EXERCISE TASK:
Pull out every line from the listing that has the word "таких".

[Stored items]

........

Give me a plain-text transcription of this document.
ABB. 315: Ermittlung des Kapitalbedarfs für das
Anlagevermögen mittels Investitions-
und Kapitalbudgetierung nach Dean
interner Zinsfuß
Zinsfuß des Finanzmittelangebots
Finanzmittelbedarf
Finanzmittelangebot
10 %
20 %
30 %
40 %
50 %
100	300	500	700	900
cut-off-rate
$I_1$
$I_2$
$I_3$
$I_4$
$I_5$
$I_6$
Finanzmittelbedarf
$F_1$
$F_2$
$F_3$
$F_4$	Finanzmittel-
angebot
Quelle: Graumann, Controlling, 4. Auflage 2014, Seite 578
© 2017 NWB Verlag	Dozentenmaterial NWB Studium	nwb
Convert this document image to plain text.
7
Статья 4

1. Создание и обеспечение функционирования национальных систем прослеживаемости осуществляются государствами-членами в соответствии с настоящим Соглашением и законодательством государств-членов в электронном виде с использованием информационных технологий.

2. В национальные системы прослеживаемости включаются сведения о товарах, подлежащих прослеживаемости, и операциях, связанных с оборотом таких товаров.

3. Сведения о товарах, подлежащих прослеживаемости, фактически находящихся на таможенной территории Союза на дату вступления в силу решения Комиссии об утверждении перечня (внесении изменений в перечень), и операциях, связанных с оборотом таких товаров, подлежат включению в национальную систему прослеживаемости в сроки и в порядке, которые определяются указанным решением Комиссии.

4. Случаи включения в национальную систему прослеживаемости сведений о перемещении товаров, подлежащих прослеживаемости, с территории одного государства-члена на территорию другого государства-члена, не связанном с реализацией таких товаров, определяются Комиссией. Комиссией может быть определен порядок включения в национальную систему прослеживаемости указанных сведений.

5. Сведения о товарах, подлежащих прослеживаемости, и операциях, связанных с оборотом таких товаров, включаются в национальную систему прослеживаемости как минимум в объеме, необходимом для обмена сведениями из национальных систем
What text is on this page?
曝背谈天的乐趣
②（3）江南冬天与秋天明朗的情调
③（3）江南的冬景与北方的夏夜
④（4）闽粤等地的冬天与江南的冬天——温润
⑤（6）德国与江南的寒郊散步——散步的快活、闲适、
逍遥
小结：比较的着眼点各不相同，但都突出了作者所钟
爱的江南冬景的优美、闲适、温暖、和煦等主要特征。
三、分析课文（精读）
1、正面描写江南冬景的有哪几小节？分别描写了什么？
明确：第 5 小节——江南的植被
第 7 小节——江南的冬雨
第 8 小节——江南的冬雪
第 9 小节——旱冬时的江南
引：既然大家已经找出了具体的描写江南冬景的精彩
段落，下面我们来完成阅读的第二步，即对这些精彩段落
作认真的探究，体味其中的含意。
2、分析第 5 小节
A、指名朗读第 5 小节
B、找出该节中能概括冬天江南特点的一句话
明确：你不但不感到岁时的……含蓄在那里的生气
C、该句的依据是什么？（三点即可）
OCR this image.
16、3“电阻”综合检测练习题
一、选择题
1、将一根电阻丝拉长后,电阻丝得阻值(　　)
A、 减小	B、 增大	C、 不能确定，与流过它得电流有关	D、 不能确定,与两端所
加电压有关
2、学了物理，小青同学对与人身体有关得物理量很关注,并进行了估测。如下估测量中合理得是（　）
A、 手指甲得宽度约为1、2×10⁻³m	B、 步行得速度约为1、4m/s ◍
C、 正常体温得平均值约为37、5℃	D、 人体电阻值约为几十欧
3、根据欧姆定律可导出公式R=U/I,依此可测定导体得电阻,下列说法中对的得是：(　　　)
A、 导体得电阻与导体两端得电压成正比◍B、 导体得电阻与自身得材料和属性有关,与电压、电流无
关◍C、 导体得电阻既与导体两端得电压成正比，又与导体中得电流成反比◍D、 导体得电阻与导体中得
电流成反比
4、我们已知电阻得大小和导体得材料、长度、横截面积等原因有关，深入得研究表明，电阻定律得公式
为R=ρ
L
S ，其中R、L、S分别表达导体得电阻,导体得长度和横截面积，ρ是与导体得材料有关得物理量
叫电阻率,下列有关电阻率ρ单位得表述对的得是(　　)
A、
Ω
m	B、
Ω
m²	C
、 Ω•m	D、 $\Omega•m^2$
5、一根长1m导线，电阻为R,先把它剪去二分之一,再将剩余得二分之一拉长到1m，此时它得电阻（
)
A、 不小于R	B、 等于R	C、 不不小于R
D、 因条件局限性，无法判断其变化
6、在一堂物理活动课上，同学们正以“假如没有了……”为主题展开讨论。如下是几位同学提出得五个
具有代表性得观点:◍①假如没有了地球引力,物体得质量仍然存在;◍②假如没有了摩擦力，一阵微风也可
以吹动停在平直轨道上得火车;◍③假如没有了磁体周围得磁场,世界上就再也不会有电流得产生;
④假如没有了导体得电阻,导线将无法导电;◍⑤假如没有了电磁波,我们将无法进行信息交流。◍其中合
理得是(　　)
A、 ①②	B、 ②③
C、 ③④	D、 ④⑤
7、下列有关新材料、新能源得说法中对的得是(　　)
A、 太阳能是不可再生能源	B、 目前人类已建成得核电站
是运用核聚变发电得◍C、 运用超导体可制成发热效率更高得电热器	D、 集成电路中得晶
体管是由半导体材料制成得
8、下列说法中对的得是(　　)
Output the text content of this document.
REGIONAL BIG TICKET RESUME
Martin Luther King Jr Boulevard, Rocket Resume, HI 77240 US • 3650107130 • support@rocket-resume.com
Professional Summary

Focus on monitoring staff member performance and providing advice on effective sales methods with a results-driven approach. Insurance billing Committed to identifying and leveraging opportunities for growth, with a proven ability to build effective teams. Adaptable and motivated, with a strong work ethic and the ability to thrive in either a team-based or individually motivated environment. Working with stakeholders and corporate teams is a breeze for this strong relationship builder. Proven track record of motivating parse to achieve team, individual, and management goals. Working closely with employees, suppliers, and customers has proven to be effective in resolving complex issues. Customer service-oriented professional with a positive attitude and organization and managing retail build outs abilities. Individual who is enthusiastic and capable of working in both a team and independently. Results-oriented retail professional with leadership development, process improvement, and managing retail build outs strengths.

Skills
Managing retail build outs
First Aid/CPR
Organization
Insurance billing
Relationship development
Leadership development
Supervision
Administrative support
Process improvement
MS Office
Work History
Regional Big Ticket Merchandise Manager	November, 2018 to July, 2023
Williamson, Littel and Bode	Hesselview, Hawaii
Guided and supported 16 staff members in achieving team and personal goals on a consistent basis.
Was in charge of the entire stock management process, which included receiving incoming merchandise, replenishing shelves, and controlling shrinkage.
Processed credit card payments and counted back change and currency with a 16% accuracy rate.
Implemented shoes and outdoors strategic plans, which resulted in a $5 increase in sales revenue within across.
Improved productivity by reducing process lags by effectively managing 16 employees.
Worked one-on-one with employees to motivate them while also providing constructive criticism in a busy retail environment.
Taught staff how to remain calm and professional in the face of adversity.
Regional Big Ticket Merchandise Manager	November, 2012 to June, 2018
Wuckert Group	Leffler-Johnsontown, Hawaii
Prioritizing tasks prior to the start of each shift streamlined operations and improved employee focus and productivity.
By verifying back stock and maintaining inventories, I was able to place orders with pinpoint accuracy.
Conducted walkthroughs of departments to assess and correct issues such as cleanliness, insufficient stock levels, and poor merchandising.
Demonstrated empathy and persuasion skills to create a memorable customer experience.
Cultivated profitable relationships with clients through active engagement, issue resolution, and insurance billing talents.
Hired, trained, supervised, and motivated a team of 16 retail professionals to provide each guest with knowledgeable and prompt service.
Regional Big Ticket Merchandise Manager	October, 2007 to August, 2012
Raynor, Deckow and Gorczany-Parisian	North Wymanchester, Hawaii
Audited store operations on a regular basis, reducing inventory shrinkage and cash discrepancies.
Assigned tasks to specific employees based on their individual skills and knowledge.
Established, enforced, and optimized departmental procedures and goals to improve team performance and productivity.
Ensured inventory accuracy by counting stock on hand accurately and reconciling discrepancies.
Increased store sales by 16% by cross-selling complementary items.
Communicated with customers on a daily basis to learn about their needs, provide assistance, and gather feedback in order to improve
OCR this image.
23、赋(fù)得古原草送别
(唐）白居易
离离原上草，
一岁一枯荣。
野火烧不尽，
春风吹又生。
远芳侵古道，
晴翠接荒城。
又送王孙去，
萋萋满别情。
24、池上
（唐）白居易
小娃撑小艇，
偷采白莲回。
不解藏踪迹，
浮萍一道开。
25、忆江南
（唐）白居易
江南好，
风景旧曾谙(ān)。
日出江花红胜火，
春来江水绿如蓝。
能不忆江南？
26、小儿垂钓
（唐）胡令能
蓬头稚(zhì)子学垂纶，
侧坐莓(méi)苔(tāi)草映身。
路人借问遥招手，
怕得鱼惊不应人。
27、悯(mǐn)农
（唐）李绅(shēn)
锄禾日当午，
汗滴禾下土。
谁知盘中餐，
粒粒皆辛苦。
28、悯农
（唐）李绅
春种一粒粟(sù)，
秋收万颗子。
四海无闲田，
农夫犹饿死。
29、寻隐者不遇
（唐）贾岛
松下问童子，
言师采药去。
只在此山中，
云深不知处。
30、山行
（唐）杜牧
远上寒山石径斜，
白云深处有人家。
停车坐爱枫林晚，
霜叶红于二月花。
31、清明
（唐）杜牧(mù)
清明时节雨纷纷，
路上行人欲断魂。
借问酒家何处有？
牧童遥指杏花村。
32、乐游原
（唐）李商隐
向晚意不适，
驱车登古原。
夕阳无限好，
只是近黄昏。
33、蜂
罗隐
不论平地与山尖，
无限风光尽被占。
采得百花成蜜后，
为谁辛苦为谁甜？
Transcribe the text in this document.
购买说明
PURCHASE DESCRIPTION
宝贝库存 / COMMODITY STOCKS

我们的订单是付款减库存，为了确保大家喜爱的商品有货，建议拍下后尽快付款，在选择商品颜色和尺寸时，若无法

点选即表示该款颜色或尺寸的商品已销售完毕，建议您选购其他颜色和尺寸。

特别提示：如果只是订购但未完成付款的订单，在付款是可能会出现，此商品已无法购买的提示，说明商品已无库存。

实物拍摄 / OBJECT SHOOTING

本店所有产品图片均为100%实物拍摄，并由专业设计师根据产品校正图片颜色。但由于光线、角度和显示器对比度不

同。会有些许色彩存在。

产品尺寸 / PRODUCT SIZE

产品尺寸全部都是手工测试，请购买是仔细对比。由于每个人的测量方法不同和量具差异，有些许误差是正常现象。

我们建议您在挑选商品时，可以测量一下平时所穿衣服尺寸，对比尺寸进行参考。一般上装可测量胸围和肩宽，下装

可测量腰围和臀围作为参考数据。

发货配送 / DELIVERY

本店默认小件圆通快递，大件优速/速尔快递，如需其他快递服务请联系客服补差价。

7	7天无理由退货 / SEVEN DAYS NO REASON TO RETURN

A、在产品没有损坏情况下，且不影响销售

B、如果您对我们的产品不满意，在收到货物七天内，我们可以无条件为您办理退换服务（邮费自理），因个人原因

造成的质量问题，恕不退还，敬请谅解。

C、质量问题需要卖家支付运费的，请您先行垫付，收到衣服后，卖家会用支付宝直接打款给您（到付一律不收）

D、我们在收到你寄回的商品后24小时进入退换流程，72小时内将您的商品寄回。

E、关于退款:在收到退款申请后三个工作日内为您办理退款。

........

FINAL RESULT:
2. В национальные системы прослеживаемости включаются сведения о товарах, подлежащих прослеживаемости, и операциях, связанных с оборотом таких товаров.
3. Сведения о товарах, подлежащих прослеживаемости, фактически находящихся на таможенной территории Союза на дату вступления в силу решения Комиссии об утверждении перечня (внесении изменений в перечень), и операциях, связанных с оборотом таких товаров, подлежат включению в национальную систему прослеживаемости в сроки и в порядке, которые определяются указанным решением Комиссии.
4. Случаи включения в национальную систему прослеживаемости сведений о перемещении товаров, подлежащих прослеживаемости, с территории одного государства-члена на территорию другого государства-члена, не связанном с реализацией таких товаров, определяются Комиссией. Комиссией может быть определен порядок включения в национальную систему прослеживаемости указанных сведений.
5. Сведения о товарах, подлежащих прослеживаемости, и операциях, связанных с оборотом таких товаров, включаются в национальную систему прослеживаемости как минимум в объеме, необходимом для обмена сведениями из национальных систем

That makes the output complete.